* [Requirement]: Pictures are not part of the copy; repeat everything else in the records exactly.
==== Stored data ====
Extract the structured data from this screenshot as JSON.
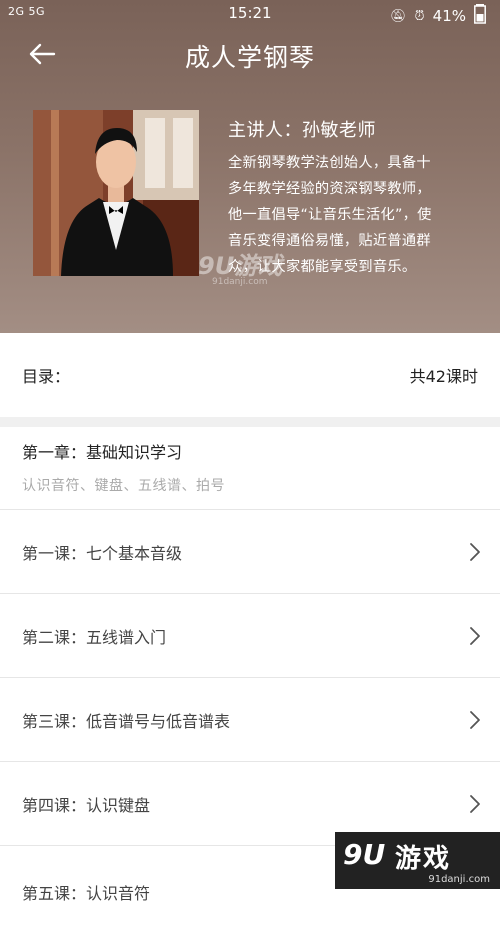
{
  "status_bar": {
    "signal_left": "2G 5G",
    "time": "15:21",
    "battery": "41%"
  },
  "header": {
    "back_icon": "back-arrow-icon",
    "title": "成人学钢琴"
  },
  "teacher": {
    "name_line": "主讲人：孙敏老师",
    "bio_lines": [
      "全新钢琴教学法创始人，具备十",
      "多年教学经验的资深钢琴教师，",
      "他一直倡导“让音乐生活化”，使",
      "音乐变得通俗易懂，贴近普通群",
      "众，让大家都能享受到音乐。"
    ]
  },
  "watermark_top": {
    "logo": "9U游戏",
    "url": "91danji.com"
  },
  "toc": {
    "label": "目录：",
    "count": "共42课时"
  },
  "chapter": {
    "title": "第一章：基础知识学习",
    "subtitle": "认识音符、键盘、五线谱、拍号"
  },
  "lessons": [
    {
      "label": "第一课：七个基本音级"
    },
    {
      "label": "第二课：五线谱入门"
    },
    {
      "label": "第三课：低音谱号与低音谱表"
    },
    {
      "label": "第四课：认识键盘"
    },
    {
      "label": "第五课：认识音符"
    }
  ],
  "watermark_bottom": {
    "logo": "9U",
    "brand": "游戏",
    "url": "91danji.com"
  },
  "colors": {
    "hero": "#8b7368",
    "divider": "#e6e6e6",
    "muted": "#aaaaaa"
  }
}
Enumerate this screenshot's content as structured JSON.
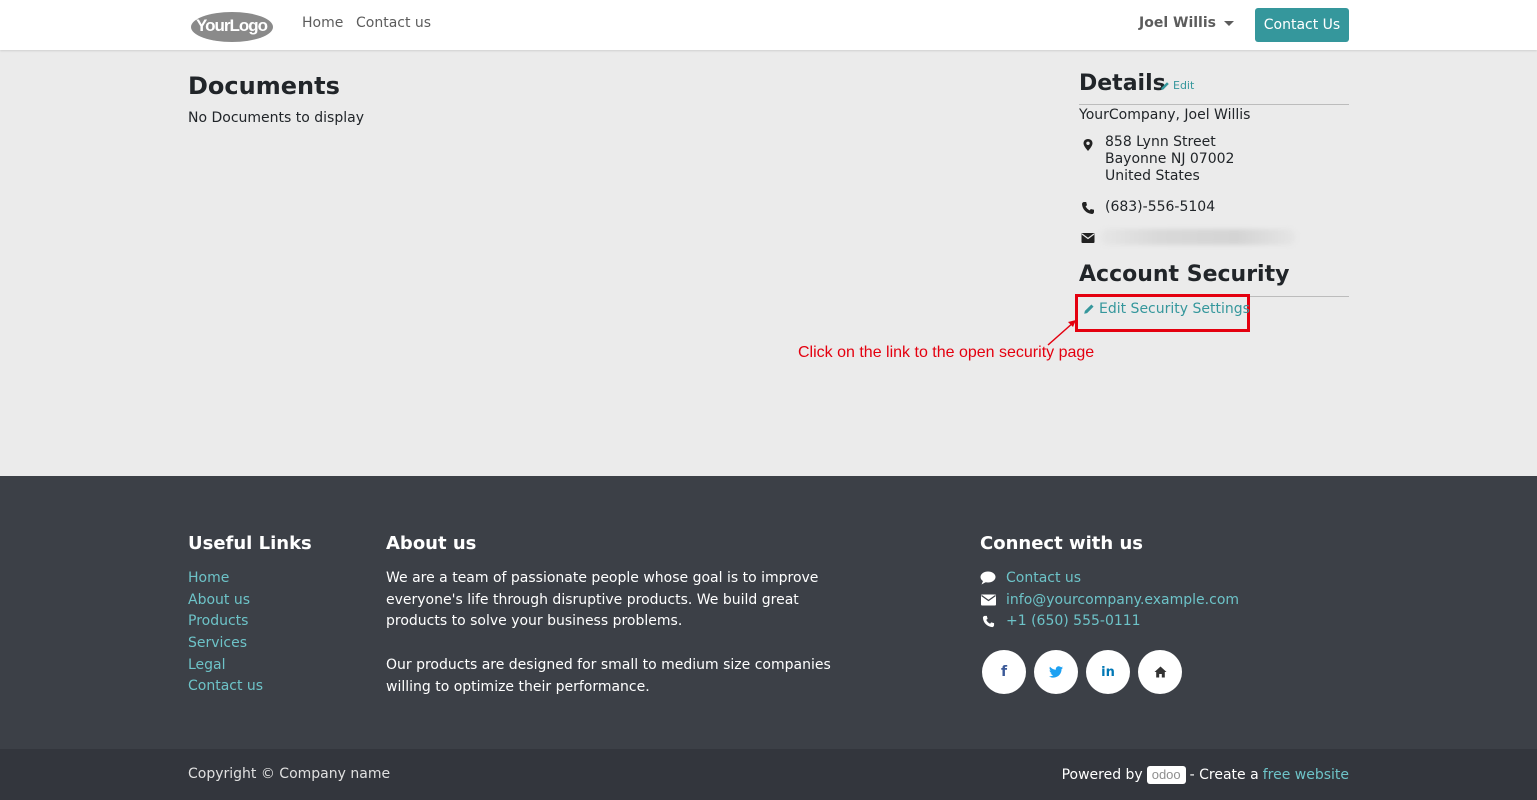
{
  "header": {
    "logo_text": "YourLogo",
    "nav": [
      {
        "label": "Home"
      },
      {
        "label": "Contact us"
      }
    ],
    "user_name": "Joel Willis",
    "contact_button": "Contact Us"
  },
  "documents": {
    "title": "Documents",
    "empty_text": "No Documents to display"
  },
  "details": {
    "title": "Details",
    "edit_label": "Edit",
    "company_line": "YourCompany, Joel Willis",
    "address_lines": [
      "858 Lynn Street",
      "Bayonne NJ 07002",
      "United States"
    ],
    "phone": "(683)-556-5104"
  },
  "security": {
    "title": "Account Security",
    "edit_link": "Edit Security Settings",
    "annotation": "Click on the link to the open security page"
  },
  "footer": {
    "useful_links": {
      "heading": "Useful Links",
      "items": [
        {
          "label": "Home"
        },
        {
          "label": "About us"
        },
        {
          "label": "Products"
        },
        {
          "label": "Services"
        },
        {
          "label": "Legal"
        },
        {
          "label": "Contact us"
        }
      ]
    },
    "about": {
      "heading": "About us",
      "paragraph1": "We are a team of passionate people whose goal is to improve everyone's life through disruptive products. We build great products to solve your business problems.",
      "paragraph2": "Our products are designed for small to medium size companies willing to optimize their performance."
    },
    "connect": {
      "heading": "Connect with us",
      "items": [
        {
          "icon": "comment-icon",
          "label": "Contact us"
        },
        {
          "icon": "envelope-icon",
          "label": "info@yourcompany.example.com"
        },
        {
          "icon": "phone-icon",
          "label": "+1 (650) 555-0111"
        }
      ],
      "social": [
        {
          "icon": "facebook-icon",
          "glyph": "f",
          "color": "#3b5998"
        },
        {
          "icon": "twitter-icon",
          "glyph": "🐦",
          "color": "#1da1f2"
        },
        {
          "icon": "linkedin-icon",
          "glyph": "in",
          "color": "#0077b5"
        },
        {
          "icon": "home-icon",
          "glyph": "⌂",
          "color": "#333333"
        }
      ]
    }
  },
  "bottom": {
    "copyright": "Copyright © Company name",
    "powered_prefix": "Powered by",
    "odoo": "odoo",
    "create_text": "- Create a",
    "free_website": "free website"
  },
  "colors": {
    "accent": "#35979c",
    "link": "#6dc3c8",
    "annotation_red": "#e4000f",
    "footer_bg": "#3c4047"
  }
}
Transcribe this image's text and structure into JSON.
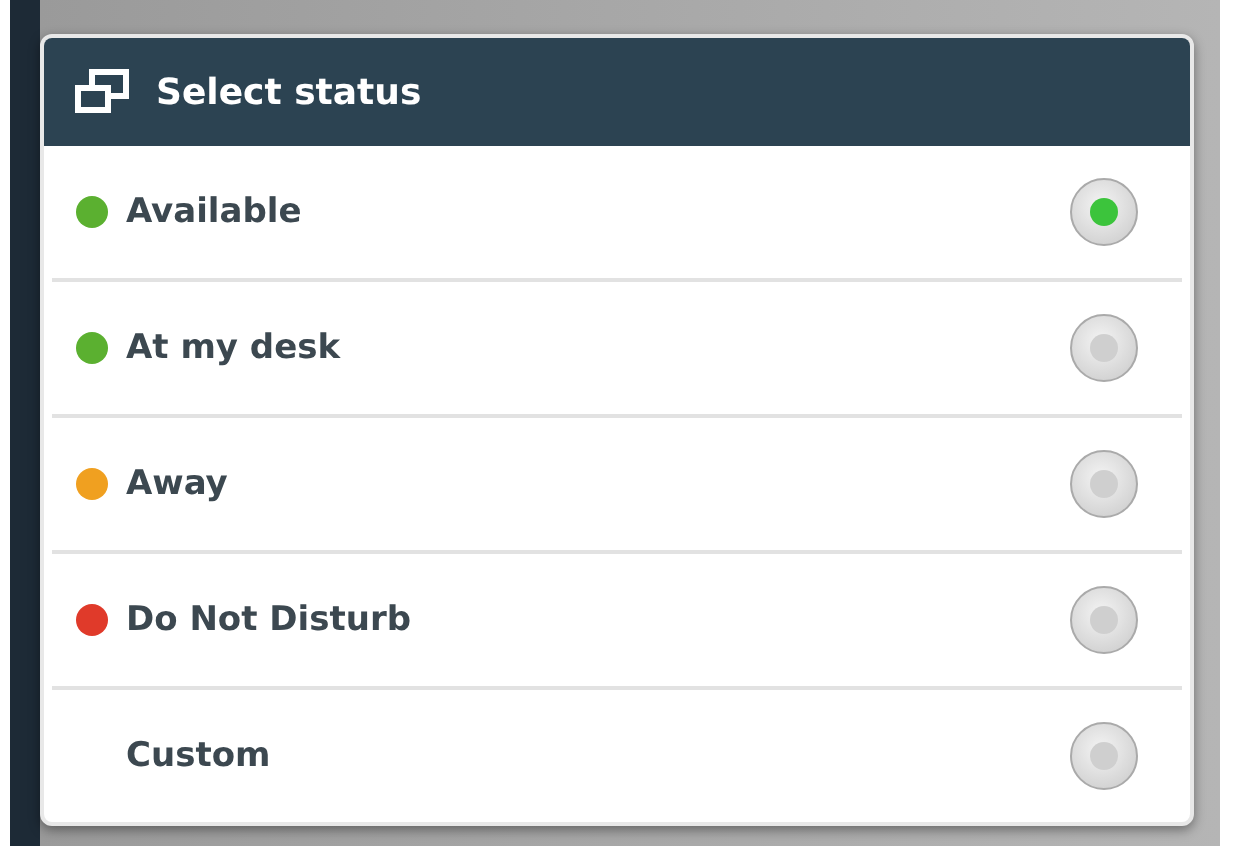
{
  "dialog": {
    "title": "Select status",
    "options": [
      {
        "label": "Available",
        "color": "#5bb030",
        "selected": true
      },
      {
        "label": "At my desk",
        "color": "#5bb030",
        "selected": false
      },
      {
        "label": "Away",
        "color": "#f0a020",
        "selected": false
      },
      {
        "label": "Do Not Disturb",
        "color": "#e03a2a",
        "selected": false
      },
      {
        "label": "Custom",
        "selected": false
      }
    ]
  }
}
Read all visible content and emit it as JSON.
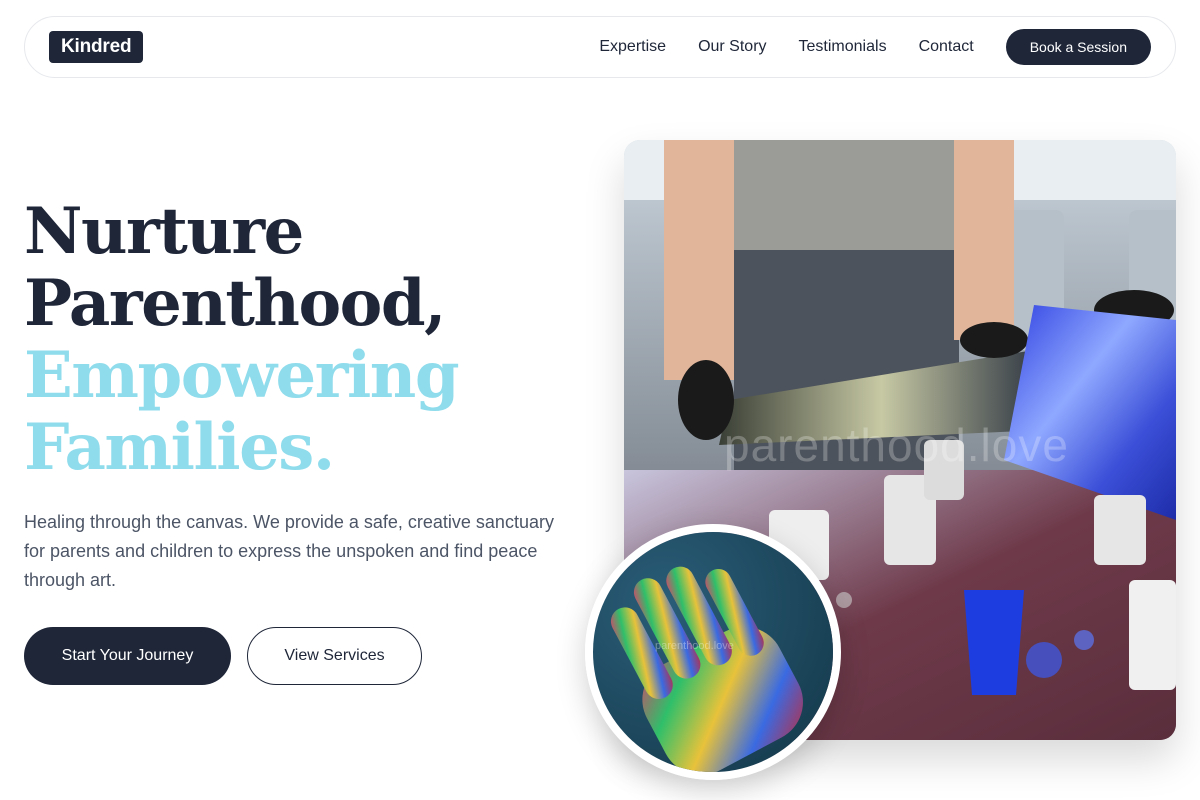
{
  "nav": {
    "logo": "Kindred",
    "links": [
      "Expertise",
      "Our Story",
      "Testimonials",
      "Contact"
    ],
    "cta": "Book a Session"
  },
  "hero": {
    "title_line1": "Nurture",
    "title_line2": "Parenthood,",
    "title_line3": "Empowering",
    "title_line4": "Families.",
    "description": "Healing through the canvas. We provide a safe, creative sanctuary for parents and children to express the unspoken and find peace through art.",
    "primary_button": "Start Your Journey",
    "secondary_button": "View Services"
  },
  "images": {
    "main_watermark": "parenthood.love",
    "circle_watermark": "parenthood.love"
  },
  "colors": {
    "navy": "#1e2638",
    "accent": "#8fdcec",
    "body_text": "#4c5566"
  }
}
====
* [The solution]:
Extract the structured data from this screenshot as JSON.
{
  "status_bar": {
    "signal_left": "2G 5G",
    "time": "15:21",
    "battery": "41%"
  },
  "header": {
    "back_icon": "back-arrow-icon",
    "title": "成人学钢琴"
  },
  "teacher": {
    "name_line": "主讲人：孙敏老师",
    "bio_lines": [
      "全新钢琴教学法创始人，具备十",
      "多年教学经验的资深钢琴教师，",
      "他一直倡导“让音乐生活化”，使",
      "音乐变得通俗易懂，贴近普通群",
      "众，让大家都能享受到音乐。"
    ]
  },
  "watermark_top": {
    "logo": "9U游戏",
    "url": "91danji.com"
  },
  "toc": {
    "label": "目录：",
    "count": "共42课时"
  },
  "chapter": {
    "title": "第一章：基础知识学习",
    "subtitle": "认识音符、键盘、五线谱、拍号"
  },
  "lessons": [
    {
      "label": "第一课：七个基本音级"
    },
    {
      "label": "第二课：五线谱入门"
    },
    {
      "label": "第三课：低音谱号与低音谱表"
    },
    {
      "label": "第四课：认识键盘"
    },
    {
      "label": "第五课：认识音符"
    }
  ],
  "watermark_bottom": {
    "logo": "9U",
    "brand": "游戏",
    "url": "91danji.com"
  },
  "colors": {
    "hero": "#8b7368",
    "divider": "#e6e6e6",
    "muted": "#aaaaaa"
  }
}
Enumerate this screenshot's content as structured JSON.
{
  "header": {
    "logo_text": "YourLogo",
    "nav": [
      {
        "label": "Home"
      },
      {
        "label": "Contact us"
      }
    ],
    "user_name": "Joel Willis",
    "contact_button": "Contact Us"
  },
  "documents": {
    "title": "Documents",
    "empty_text": "No Documents to display"
  },
  "details": {
    "title": "Details",
    "edit_label": "Edit",
    "company_line": "YourCompany, Joel Willis",
    "address_lines": [
      "858 Lynn Street",
      "Bayonne NJ 07002",
      "United States"
    ],
    "phone": "(683)-556-5104"
  },
  "security": {
    "title": "Account Security",
    "edit_link": "Edit Security Settings",
    "annotation": "Click on the link to the open security page"
  },
  "footer": {
    "useful_links": {
      "heading": "Useful Links",
      "items": [
        {
          "label": "Home"
        },
        {
          "label": "About us"
        },
        {
          "label": "Products"
        },
        {
          "label": "Services"
        },
        {
          "label": "Legal"
        },
        {
          "label": "Contact us"
        }
      ]
    },
    "about": {
      "heading": "About us",
      "paragraph1": "We are a team of passionate people whose goal is to improve everyone's life through disruptive products. We build great products to solve your business problems.",
      "paragraph2": "Our products are designed for small to medium size companies willing to optimize their performance."
    },
    "connect": {
      "heading": "Connect with us",
      "items": [
        {
          "icon": "comment-icon",
          "label": "Contact us"
        },
        {
          "icon": "envelope-icon",
          "label": "info@yourcompany.example.com"
        },
        {
          "icon": "phone-icon",
          "label": "+1 (650) 555-0111"
        }
      ],
      "social": [
        {
          "icon": "facebook-icon",
          "glyph": "f",
          "color": "#3b5998"
        },
        {
          "icon": "twitter-icon",
          "glyph": "🐦",
          "color": "#1da1f2"
        },
        {
          "icon": "linkedin-icon",
          "glyph": "in",
          "color": "#0077b5"
        },
        {
          "icon": "home-icon",
          "glyph": "⌂",
          "color": "#333333"
        }
      ]
    }
  },
  "bottom": {
    "copyright": "Copyright © Company name",
    "powered_prefix": "Powered by",
    "odoo": "odoo",
    "create_text": "- Create a",
    "free_website": "free website"
  },
  "colors": {
    "accent": "#35979c",
    "link": "#6dc3c8",
    "annotation_red": "#e4000f",
    "footer_bg": "#3c4047"
  }
}
Transcribe this image's text and structure into JSON.
{
  "dialog": {
    "title": "Select status",
    "options": [
      {
        "label": "Available",
        "color": "#5bb030",
        "selected": true
      },
      {
        "label": "At my desk",
        "color": "#5bb030",
        "selected": false
      },
      {
        "label": "Away",
        "color": "#f0a020",
        "selected": false
      },
      {
        "label": "Do Not Disturb",
        "color": "#e03a2a",
        "selected": false
      },
      {
        "label": "Custom",
        "selected": false
      }
    ]
  }
}
Read all visible content and emit it as JSON.
{
  "nav": {
    "logo": "Kindred",
    "links": [
      "Expertise",
      "Our Story",
      "Testimonials",
      "Contact"
    ],
    "cta": "Book a Session"
  },
  "hero": {
    "title_line1": "Nurture",
    "title_line2": "Parenthood,",
    "title_line3": "Empowering",
    "title_line4": "Families.",
    "description": "Healing through the canvas. We provide a safe, creative sanctuary for parents and children to express the unspoken and find peace through art.",
    "primary_button": "Start Your Journey",
    "secondary_button": "View Services"
  },
  "images": {
    "main_watermark": "parenthood.love",
    "circle_watermark": "parenthood.love"
  },
  "colors": {
    "navy": "#1e2638",
    "accent": "#8fdcec",
    "body_text": "#4c5566"
  }
}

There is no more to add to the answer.